▸ **Exercise directions**
Restate every entry word for word.

______

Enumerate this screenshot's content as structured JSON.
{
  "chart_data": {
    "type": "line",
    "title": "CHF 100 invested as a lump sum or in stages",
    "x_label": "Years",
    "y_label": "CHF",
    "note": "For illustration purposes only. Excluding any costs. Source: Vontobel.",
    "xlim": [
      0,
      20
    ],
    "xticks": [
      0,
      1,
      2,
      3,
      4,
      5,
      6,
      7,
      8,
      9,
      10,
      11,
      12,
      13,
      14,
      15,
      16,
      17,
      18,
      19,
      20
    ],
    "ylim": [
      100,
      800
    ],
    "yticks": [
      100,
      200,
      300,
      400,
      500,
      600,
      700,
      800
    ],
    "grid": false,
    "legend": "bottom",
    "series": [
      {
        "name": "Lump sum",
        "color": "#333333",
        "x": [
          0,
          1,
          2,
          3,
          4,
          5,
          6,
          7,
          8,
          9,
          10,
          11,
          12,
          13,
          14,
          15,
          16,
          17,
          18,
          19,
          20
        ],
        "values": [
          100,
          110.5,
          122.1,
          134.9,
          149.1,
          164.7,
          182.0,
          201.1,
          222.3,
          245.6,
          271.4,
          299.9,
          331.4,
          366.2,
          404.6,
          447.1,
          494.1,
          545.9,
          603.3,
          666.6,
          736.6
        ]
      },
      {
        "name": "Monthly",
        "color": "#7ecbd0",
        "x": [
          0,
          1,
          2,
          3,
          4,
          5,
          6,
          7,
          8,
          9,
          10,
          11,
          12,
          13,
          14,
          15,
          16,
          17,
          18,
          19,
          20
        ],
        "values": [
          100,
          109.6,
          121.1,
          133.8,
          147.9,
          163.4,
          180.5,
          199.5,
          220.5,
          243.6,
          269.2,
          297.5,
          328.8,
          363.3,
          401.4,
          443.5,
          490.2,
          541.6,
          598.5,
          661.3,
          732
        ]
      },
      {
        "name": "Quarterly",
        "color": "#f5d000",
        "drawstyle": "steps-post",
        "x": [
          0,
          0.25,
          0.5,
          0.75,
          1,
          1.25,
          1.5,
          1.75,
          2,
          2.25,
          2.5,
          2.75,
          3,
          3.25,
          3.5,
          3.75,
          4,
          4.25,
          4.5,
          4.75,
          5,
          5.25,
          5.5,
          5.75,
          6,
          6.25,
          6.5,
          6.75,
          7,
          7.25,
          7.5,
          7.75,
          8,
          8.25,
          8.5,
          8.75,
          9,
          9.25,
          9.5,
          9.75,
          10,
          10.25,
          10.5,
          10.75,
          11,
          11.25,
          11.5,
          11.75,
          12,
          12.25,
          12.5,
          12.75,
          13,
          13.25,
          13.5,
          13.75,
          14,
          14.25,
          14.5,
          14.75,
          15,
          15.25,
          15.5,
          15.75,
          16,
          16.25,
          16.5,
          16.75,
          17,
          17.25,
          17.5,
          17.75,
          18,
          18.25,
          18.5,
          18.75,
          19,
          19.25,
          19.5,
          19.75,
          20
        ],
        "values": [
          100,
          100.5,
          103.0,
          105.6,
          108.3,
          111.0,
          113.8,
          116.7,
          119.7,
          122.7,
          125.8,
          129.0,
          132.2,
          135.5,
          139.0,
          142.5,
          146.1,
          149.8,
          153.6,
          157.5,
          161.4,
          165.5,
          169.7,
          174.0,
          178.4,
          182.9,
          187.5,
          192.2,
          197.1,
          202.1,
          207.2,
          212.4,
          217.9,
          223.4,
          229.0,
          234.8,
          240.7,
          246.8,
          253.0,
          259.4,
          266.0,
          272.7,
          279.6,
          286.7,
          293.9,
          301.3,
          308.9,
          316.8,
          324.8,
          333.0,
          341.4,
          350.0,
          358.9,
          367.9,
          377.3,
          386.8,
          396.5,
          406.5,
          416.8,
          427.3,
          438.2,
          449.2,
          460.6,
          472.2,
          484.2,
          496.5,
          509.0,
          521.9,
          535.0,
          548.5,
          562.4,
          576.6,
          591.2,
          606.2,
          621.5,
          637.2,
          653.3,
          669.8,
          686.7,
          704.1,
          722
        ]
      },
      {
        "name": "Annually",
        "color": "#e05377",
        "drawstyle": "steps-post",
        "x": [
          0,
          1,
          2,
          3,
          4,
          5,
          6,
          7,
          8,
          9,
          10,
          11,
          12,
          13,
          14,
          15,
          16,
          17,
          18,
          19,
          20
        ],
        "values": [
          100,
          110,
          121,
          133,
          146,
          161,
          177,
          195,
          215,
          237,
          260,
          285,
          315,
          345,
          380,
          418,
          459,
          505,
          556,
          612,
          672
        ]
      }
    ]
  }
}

______

▸ **Right answer**
Enumerate this screenshot's content as structured JSON.
{
  "chart_data": {
    "type": "line",
    "title": "CHF 100 invested as a lump sum or in stages",
    "x_label": "Years",
    "y_label": "CHF",
    "note": "For illustration purposes only. Excluding any costs. Source: Vontobel.",
    "xlim": [
      0,
      20
    ],
    "xticks": [
      0,
      1,
      2,
      3,
      4,
      5,
      6,
      7,
      8,
      9,
      10,
      11,
      12,
      13,
      14,
      15,
      16,
      17,
      18,
      19,
      20
    ],
    "ylim": [
      100,
      800
    ],
    "yticks": [
      100,
      200,
      300,
      400,
      500,
      600,
      700,
      800
    ],
    "grid": false,
    "legend": "bottom",
    "series": [
      {
        "name": "Lump sum",
        "color": "#333333",
        "x": [
          0,
          1,
          2,
          3,
          4,
          5,
          6,
          7,
          8,
          9,
          10,
          11,
          12,
          13,
          14,
          15,
          16,
          17,
          18,
          19,
          20
        ],
        "values": [
          100,
          110.5,
          122.1,
          134.9,
          149.1,
          164.7,
          182.0,
          201.1,
          222.3,
          245.6,
          271.4,
          299.9,
          331.4,
          366.2,
          404.6,
          447.1,
          494.1,
          545.9,
          603.3,
          666.6,
          736.6
        ]
      },
      {
        "name": "Monthly",
        "color": "#7ecbd0",
        "x": [
          0,
          1,
          2,
          3,
          4,
          5,
          6,
          7,
          8,
          9,
          10,
          11,
          12,
          13,
          14,
          15,
          16,
          17,
          18,
          19,
          20
        ],
        "values": [
          100,
          109.6,
          121.1,
          133.8,
          147.9,
          163.4,
          180.5,
          199.5,
          220.5,
          243.6,
          269.2,
          297.5,
          328.8,
          363.3,
          401.4,
          443.5,
          490.2,
          541.6,
          598.5,
          661.3,
          732
        ]
      },
      {
        "name": "Quarterly",
        "color": "#f5d000",
        "drawstyle": "steps-post",
        "x": [
          0,
          0.25,
          0.5,
          0.75,
          1,
          1.25,
          1.5,
          1.75,
          2,
          2.25,
          2.5,
          2.75,
          3,
          3.25,
          3.5,
          3.75,
          4,
          4.25,
          4.5,
          4.75,
          5,
          5.25,
          5.5,
          5.75,
          6,
          6.25,
          6.5,
          6.75,
          7,
          7.25,
          7.5,
          7.75,
          8,
          8.25,
          8.5,
          8.75,
          9,
          9.25,
          9.5,
          9.75,
          10,
          10.25,
          10.5,
          10.75,
          11,
          11.25,
          11.5,
          11.75,
          12,
          12.25,
          12.5,
          12.75,
          13,
          13.25,
          13.5,
          13.75,
          14,
          14.25,
          14.5,
          14.75,
          15,
          15.25,
          15.5,
          15.75,
          16,
          16.25,
          16.5,
          16.75,
          17,
          17.25,
          17.5,
          17.75,
          18,
          18.25,
          18.5,
          18.75,
          19,
          19.25,
          19.5,
          19.75,
          20
        ],
        "values": [
          100,
          100.5,
          103.0,
          105.6,
          108.3,
          111.0,
          113.8,
          116.7,
          119.7,
          122.7,
          125.8,
          129.0,
          132.2,
          135.5,
          139.0,
          142.5,
          146.1,
          149.8,
          153.6,
          157.5,
          161.4,
          165.5,
          169.7,
          174.0,
          178.4,
          182.9,
          187.5,
          192.2,
          197.1,
          202.1,
          207.2,
          212.4,
          217.9,
          223.4,
          229.0,
          234.8,
          240.7,
          246.8,
          253.0,
          259.4,
          266.0,
          272.7,
          279.6,
          286.7,
          293.9,
          301.3,
          308.9,
          316.8,
          324.8,
          333.0,
          341.4,
          350.0,
          358.9,
          367.9,
          377.3,
          386.8,
          396.5,
          406.5,
          416.8,
          427.3,
          438.2,
          449.2,
          460.6,
          472.2,
          484.2,
          496.5,
          509.0,
          521.9,
          535.0,
          548.5,
          562.4,
          576.6,
          591.2,
          606.2,
          621.5,
          637.2,
          653.3,
          669.8,
          686.7,
          704.1,
          722
        ]
      },
      {
        "name": "Annually",
        "color": "#e05377",
        "drawstyle": "steps-post",
        "x": [
          0,
          1,
          2,
          3,
          4,
          5,
          6,
          7,
          8,
          9,
          10,
          11,
          12,
          13,
          14,
          15,
          16,
          17,
          18,
          19,
          20
        ],
        "values": [
          100,
          110,
          121,
          133,
          146,
          161,
          177,
          195,
          215,
          237,
          260,
          285,
          315,
          345,
          380,
          418,
          459,
          505,
          556,
          612,
          672
        ]
      }
    ]
  }
}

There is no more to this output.